● **PROBLEM STATEMENT**
Please copy every line of the records below that holds the word "JSON".

Rows from a dataset:
┌──
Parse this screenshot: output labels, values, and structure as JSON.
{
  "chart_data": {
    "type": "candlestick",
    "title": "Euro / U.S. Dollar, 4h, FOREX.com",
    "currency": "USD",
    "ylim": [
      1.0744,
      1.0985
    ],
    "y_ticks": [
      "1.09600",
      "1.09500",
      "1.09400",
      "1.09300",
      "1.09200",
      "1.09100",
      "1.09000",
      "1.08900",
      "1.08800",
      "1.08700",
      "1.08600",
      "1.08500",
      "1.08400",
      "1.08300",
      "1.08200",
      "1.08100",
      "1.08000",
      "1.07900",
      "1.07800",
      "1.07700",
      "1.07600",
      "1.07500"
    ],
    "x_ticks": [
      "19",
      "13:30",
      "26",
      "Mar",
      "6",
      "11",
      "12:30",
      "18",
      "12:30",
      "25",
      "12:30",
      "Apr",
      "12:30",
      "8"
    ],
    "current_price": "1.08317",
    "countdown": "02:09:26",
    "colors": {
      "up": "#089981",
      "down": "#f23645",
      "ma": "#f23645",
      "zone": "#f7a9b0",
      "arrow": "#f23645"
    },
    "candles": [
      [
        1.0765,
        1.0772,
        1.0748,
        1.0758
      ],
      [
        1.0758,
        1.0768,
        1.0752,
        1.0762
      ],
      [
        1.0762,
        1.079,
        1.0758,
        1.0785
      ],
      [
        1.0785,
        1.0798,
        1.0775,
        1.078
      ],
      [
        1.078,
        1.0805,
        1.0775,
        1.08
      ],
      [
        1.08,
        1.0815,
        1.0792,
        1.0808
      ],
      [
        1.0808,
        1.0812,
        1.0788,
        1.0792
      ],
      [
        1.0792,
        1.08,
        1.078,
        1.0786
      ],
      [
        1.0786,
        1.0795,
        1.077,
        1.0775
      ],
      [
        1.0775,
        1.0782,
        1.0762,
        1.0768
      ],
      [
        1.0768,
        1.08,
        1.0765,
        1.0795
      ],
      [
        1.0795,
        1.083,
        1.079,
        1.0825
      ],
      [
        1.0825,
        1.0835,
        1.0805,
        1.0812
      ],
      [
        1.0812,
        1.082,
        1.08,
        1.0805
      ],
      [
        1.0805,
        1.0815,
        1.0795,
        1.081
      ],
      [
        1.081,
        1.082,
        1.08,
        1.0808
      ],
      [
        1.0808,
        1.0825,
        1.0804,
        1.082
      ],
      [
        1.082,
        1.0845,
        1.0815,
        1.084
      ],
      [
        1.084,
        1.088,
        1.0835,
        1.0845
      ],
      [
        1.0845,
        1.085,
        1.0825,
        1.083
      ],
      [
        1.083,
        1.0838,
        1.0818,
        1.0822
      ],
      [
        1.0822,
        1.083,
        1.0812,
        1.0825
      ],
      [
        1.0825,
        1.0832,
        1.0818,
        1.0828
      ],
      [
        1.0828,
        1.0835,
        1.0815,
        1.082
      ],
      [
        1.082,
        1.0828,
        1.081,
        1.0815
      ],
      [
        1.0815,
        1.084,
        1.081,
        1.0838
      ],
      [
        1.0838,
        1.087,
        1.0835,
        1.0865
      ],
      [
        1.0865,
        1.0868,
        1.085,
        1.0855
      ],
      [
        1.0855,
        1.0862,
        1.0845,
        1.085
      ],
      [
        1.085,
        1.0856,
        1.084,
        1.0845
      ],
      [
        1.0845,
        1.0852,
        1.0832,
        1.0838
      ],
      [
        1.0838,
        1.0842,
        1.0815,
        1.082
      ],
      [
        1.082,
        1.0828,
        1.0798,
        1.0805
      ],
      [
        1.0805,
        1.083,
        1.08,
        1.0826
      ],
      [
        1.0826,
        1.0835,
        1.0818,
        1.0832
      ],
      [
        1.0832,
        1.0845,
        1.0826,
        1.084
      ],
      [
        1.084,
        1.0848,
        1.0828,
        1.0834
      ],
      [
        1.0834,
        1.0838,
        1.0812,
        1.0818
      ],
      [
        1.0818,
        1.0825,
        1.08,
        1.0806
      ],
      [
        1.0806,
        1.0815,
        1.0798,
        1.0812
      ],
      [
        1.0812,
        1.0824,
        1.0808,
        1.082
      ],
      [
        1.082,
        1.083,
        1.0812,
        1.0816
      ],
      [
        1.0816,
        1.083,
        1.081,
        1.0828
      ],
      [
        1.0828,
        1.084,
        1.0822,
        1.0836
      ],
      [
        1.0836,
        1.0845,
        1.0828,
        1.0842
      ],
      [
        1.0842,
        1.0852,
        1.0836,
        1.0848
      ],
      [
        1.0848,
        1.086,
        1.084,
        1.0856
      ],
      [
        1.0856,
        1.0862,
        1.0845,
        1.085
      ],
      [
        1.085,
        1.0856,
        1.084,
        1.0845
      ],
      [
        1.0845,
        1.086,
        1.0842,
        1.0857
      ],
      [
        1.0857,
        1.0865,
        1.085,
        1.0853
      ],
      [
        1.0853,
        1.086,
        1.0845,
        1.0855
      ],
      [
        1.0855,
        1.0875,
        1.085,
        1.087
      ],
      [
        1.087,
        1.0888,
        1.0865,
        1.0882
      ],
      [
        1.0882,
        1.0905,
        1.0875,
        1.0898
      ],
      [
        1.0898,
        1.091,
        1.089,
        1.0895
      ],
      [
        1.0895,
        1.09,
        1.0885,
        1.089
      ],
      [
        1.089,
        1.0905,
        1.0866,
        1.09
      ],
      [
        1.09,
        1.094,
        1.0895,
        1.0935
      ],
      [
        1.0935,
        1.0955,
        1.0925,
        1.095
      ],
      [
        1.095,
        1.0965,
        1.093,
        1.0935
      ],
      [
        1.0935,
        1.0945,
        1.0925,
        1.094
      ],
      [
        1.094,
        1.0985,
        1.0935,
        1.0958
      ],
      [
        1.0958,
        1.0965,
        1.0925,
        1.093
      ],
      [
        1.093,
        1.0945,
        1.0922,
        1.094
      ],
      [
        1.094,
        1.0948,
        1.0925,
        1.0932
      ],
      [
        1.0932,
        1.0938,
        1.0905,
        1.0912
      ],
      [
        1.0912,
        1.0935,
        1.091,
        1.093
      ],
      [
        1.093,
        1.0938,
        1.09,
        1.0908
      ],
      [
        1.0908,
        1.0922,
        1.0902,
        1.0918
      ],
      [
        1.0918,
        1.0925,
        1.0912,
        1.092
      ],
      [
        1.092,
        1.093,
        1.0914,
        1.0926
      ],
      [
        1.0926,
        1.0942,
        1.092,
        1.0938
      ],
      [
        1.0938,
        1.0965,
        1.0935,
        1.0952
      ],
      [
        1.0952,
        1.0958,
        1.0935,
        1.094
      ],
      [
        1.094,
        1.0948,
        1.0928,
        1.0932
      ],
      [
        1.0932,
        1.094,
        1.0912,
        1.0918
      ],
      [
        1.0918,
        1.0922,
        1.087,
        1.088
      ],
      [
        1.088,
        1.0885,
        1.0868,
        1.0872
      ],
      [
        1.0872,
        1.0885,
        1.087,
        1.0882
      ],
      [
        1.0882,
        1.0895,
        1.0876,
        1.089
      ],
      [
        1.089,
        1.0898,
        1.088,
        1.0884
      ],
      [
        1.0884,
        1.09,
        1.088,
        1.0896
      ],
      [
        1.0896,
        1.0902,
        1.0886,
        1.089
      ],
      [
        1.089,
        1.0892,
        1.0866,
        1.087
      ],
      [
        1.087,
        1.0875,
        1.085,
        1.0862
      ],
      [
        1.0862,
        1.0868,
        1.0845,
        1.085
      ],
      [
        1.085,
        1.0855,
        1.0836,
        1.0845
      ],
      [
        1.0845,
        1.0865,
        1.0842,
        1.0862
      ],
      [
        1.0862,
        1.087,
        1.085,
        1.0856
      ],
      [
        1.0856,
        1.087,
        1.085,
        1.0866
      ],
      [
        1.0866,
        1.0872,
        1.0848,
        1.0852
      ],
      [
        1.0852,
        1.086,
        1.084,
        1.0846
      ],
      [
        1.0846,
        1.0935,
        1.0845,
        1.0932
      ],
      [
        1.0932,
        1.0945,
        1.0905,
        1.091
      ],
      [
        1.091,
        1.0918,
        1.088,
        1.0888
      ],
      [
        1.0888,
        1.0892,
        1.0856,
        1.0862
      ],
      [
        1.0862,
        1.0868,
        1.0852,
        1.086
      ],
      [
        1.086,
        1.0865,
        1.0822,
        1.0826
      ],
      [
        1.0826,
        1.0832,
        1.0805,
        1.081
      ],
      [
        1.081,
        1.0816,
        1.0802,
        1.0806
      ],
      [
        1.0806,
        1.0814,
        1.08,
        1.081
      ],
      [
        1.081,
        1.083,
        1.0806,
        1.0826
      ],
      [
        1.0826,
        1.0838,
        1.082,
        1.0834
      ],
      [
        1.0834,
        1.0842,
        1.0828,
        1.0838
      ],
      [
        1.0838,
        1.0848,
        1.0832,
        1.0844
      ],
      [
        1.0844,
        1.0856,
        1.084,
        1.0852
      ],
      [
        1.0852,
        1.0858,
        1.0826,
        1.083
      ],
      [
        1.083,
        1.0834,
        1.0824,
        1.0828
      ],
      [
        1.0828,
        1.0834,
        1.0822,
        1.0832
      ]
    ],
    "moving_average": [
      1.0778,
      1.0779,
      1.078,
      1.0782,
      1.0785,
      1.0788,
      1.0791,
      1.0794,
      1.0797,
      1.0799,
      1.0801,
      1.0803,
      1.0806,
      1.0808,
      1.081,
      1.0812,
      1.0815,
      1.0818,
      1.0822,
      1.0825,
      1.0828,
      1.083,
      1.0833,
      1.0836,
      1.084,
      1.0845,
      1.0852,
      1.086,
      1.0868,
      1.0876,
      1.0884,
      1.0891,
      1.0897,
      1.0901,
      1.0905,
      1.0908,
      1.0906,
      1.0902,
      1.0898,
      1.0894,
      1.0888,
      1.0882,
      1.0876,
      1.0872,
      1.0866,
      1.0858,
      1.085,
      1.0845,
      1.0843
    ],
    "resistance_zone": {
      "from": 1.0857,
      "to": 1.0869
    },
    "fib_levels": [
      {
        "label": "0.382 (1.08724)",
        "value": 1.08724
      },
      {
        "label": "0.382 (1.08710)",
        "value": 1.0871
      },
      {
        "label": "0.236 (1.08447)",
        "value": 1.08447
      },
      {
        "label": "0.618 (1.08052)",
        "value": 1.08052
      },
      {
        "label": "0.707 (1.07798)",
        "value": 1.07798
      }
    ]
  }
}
└──
┌──
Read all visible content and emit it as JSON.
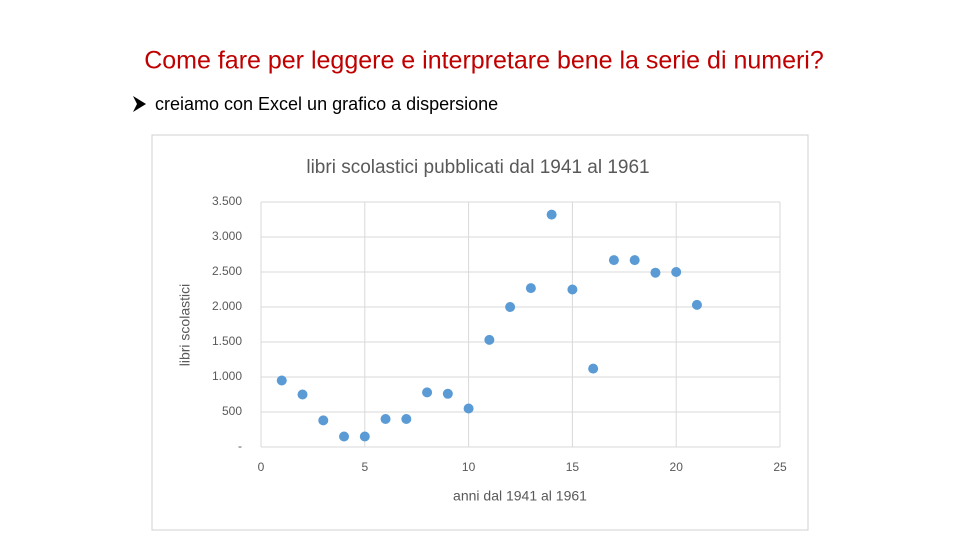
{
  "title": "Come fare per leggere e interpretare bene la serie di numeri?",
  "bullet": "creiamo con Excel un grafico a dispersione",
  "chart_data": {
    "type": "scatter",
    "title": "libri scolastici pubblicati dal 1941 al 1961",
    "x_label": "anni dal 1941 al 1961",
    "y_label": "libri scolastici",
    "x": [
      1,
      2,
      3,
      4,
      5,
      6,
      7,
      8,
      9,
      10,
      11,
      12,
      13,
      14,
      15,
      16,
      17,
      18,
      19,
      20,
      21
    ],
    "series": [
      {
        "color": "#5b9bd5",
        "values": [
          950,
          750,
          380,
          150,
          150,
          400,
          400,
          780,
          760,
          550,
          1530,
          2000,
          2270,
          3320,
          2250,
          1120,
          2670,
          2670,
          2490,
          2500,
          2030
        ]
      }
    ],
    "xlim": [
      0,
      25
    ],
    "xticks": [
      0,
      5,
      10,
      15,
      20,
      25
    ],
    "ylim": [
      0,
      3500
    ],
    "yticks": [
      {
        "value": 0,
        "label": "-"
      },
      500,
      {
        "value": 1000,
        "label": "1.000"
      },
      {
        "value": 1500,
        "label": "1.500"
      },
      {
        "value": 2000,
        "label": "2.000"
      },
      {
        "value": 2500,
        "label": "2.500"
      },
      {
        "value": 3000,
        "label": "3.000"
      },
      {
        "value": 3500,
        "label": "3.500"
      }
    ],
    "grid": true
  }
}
└──
● **SOLUTION TO THIS EXERCISE**
Parse this screenshot: output labels, values, and structure as JSON.
Read all visible content and emit it as JSON.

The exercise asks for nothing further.